**RECORDS FOR THE EXERCISE**

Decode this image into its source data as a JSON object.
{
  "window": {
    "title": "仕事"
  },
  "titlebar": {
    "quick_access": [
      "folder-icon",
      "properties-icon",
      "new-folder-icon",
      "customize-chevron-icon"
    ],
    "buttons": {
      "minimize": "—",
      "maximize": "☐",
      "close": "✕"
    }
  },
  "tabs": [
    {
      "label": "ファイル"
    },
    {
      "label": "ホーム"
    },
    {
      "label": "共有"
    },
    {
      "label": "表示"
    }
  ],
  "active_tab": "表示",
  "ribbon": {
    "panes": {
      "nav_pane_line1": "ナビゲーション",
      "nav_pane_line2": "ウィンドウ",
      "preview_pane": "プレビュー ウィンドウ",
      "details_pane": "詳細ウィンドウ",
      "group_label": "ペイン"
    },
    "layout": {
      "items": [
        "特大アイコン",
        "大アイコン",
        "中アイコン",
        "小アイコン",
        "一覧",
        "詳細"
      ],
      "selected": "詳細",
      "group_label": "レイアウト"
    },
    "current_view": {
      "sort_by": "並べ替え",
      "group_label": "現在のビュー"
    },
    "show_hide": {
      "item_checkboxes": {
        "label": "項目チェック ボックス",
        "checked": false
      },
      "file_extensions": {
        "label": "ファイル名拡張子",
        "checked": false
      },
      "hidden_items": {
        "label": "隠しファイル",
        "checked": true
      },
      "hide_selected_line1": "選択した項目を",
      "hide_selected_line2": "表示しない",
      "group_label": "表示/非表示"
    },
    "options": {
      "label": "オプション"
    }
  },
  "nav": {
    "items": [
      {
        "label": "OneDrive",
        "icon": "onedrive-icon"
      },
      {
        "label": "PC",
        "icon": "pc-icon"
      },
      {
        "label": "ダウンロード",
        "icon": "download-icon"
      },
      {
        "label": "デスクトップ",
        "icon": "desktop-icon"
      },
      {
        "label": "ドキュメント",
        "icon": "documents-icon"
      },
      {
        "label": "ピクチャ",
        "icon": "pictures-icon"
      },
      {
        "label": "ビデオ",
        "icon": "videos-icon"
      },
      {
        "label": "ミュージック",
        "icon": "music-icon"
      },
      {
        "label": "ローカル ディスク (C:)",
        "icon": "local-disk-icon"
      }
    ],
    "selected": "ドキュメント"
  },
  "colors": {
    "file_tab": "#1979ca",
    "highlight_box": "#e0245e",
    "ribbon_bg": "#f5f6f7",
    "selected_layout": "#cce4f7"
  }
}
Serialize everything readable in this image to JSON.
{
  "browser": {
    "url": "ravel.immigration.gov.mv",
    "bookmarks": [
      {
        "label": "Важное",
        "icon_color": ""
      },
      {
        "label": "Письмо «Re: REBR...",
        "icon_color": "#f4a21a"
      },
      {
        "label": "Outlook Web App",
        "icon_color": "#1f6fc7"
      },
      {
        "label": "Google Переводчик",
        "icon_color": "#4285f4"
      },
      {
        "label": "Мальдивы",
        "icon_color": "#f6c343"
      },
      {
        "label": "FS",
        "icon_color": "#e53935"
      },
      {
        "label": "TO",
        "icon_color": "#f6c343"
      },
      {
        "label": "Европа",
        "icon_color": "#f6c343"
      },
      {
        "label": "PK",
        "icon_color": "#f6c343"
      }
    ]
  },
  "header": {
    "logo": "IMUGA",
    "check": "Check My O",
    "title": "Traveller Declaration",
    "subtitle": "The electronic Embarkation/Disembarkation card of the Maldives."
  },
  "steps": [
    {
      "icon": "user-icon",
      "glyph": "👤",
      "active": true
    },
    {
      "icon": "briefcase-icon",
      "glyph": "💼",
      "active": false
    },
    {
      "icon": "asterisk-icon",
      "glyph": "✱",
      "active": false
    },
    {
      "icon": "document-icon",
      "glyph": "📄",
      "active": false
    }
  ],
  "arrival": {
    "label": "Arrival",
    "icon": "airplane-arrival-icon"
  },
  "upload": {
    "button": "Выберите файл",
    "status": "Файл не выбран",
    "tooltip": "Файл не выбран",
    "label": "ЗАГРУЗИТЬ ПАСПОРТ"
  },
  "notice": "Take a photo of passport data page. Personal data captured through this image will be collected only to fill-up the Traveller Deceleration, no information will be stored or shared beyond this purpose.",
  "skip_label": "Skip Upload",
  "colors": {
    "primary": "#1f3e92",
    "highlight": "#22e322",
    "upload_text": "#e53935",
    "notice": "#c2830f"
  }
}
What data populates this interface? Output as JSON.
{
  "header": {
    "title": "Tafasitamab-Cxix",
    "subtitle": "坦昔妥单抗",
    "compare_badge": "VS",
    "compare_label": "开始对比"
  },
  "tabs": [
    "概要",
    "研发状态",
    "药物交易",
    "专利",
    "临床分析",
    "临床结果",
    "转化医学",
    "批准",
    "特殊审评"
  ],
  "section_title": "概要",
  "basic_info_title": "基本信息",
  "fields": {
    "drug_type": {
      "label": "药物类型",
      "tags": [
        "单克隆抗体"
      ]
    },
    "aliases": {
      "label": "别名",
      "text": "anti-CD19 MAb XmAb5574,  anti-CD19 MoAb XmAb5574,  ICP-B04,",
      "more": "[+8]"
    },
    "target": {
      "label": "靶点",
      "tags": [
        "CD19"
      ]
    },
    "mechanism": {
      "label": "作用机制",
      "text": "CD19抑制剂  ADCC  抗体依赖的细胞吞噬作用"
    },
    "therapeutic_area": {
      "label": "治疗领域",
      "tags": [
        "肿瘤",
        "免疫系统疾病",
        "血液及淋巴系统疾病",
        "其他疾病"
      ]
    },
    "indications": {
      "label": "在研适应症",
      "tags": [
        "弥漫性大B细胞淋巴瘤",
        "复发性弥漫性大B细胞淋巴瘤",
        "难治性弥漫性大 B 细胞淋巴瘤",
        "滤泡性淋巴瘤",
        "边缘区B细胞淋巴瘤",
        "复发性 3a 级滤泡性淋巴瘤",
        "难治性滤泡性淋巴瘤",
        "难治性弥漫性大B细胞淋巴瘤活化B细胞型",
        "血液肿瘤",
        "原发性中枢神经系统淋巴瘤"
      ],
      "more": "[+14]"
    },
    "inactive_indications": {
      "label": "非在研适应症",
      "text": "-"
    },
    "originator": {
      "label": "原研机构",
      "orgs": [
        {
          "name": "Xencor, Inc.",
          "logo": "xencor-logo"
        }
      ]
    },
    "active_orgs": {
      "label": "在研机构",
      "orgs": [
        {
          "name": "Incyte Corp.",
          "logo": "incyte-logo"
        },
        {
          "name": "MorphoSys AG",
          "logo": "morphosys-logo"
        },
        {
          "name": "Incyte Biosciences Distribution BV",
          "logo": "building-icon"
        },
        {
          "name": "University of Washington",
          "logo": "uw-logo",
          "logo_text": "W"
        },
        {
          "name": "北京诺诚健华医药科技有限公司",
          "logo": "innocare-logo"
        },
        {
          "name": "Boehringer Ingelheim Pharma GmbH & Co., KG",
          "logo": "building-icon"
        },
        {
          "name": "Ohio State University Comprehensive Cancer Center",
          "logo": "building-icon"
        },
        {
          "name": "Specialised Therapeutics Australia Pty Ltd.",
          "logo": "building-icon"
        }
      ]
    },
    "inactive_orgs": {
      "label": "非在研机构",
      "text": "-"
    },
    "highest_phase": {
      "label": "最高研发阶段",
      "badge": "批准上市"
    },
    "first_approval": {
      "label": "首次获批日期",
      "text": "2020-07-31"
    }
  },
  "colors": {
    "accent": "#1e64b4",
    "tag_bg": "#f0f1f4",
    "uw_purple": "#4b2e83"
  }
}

**TASK DIRECTIONS**
Copy out the full set of records precisely, leaving nothing out.

**COMPLETED TASK**
Decode this image into its source data as a JSON object.
{
  "window": {
    "title": "仕事"
  },
  "titlebar": {
    "quick_access": [
      "folder-icon",
      "properties-icon",
      "new-folder-icon",
      "customize-chevron-icon"
    ],
    "buttons": {
      "minimize": "—",
      "maximize": "☐",
      "close": "✕"
    }
  },
  "tabs": [
    {
      "label": "ファイル"
    },
    {
      "label": "ホーム"
    },
    {
      "label": "共有"
    },
    {
      "label": "表示"
    }
  ],
  "active_tab": "表示",
  "ribbon": {
    "panes": {
      "nav_pane_line1": "ナビゲーション",
      "nav_pane_line2": "ウィンドウ",
      "preview_pane": "プレビュー ウィンドウ",
      "details_pane": "詳細ウィンドウ",
      "group_label": "ペイン"
    },
    "layout": {
      "items": [
        "特大アイコン",
        "大アイコン",
        "中アイコン",
        "小アイコン",
        "一覧",
        "詳細"
      ],
      "selected": "詳細",
      "group_label": "レイアウト"
    },
    "current_view": {
      "sort_by": "並べ替え",
      "group_label": "現在のビュー"
    },
    "show_hide": {
      "item_checkboxes": {
        "label": "項目チェック ボックス",
        "checked": false
      },
      "file_extensions": {
        "label": "ファイル名拡張子",
        "checked": false
      },
      "hidden_items": {
        "label": "隠しファイル",
        "checked": true
      },
      "hide_selected_line1": "選択した項目を",
      "hide_selected_line2": "表示しない",
      "group_label": "表示/非表示"
    },
    "options": {
      "label": "オプション"
    }
  },
  "nav": {
    "items": [
      {
        "label": "OneDrive",
        "icon": "onedrive-icon"
      },
      {
        "label": "PC",
        "icon": "pc-icon"
      },
      {
        "label": "ダウンロード",
        "icon": "download-icon"
      },
      {
        "label": "デスクトップ",
        "icon": "desktop-icon"
      },
      {
        "label": "ドキュメント",
        "icon": "documents-icon"
      },
      {
        "label": "ピクチャ",
        "icon": "pictures-icon"
      },
      {
        "label": "ビデオ",
        "icon": "videos-icon"
      },
      {
        "label": "ミュージック",
        "icon": "music-icon"
      },
      {
        "label": "ローカル ディスク (C:)",
        "icon": "local-disk-icon"
      }
    ],
    "selected": "ドキュメント"
  },
  "colors": {
    "file_tab": "#1979ca",
    "highlight_box": "#e0245e",
    "ribbon_bg": "#f5f6f7",
    "selected_layout": "#cce4f7"
  }
}
Serialize everything readable in this image to JSON.
{
  "browser": {
    "url": "ravel.immigration.gov.mv",
    "bookmarks": [
      {
        "label": "Важное",
        "icon_color": ""
      },
      {
        "label": "Письмо «Re: REBR...",
        "icon_color": "#f4a21a"
      },
      {
        "label": "Outlook Web App",
        "icon_color": "#1f6fc7"
      },
      {
        "label": "Google Переводчик",
        "icon_color": "#4285f4"
      },
      {
        "label": "Мальдивы",
        "icon_color": "#f6c343"
      },
      {
        "label": "FS",
        "icon_color": "#e53935"
      },
      {
        "label": "TO",
        "icon_color": "#f6c343"
      },
      {
        "label": "Европа",
        "icon_color": "#f6c343"
      },
      {
        "label": "PK",
        "icon_color": "#f6c343"
      }
    ]
  },
  "header": {
    "logo": "IMUGA",
    "check": "Check My O",
    "title": "Traveller Declaration",
    "subtitle": "The electronic Embarkation/Disembarkation card of the Maldives."
  },
  "steps": [
    {
      "icon": "user-icon",
      "glyph": "👤",
      "active": true
    },
    {
      "icon": "briefcase-icon",
      "glyph": "💼",
      "active": false
    },
    {
      "icon": "asterisk-icon",
      "glyph": "✱",
      "active": false
    },
    {
      "icon": "document-icon",
      "glyph": "📄",
      "active": false
    }
  ],
  "arrival": {
    "label": "Arrival",
    "icon": "airplane-arrival-icon"
  },
  "upload": {
    "button": "Выберите файл",
    "status": "Файл не выбран",
    "tooltip": "Файл не выбран",
    "label": "ЗАГРУЗИТЬ ПАСПОРТ"
  },
  "notice": "Take a photo of passport data page. Personal data captured through this image will be collected only to fill-up the Traveller Deceleration, no information will be stored or shared beyond this purpose.",
  "skip_label": "Skip Upload",
  "colors": {
    "primary": "#1f3e92",
    "highlight": "#22e322",
    "upload_text": "#e53935",
    "notice": "#c2830f"
  }
}
What data populates this interface? Output as JSON.
{
  "header": {
    "title": "Tafasitamab-Cxix",
    "subtitle": "坦昔妥单抗",
    "compare_badge": "VS",
    "compare_label": "开始对比"
  },
  "tabs": [
    "概要",
    "研发状态",
    "药物交易",
    "专利",
    "临床分析",
    "临床结果",
    "转化医学",
    "批准",
    "特殊审评"
  ],
  "section_title": "概要",
  "basic_info_title": "基本信息",
  "fields": {
    "drug_type": {
      "label": "药物类型",
      "tags": [
        "单克隆抗体"
      ]
    },
    "aliases": {
      "label": "别名",
      "text": "anti-CD19 MAb XmAb5574,  anti-CD19 MoAb XmAb5574,  ICP-B04,",
      "more": "[+8]"
    },
    "target": {
      "label": "靶点",
      "tags": [
        "CD19"
      ]
    },
    "mechanism": {
      "label": "作用机制",
      "text": "CD19抑制剂  ADCC  抗体依赖的细胞吞噬作用"
    },
    "therapeutic_area": {
      "label": "治疗领域",
      "tags": [
        "肿瘤",
        "免疫系统疾病",
        "血液及淋巴系统疾病",
        "其他疾病"
      ]
    },
    "indications": {
      "label": "在研适应症",
      "tags": [
        "弥漫性大B细胞淋巴瘤",
        "复发性弥漫性大B细胞淋巴瘤",
        "难治性弥漫性大 B 细胞淋巴瘤",
        "滤泡性淋巴瘤",
        "边缘区B细胞淋巴瘤",
        "复发性 3a 级滤泡性淋巴瘤",
        "难治性滤泡性淋巴瘤",
        "难治性弥漫性大B细胞淋巴瘤活化B细胞型",
        "血液肿瘤",
        "原发性中枢神经系统淋巴瘤"
      ],
      "more": "[+14]"
    },
    "inactive_indications": {
      "label": "非在研适应症",
      "text": "-"
    },
    "originator": {
      "label": "原研机构",
      "orgs": [
        {
          "name": "Xencor, Inc.",
          "logo": "xencor-logo"
        }
      ]
    },
    "active_orgs": {
      "label": "在研机构",
      "orgs": [
        {
          "name": "Incyte Corp.",
          "logo": "incyte-logo"
        },
        {
          "name": "MorphoSys AG",
          "logo": "morphosys-logo"
        },
        {
          "name": "Incyte Biosciences Distribution BV",
          "logo": "building-icon"
        },
        {
          "name": "University of Washington",
          "logo": "uw-logo",
          "logo_text": "W"
        },
        {
          "name": "北京诺诚健华医药科技有限公司",
          "logo": "innocare-logo"
        },
        {
          "name": "Boehringer Ingelheim Pharma GmbH & Co., KG",
          "logo": "building-icon"
        },
        {
          "name": "Ohio State University Comprehensive Cancer Center",
          "logo": "building-icon"
        },
        {
          "name": "Specialised Therapeutics Australia Pty Ltd.",
          "logo": "building-icon"
        }
      ]
    },
    "inactive_orgs": {
      "label": "非在研机构",
      "text": "-"
    },
    "highest_phase": {
      "label": "最高研发阶段",
      "badge": "批准上市"
    },
    "first_approval": {
      "label": "首次获批日期",
      "text": "2020-07-31"
    }
  },
  "colors": {
    "accent": "#1e64b4",
    "tag_bg": "#f0f1f4",
    "uw_purple": "#4b2e83"
  }
}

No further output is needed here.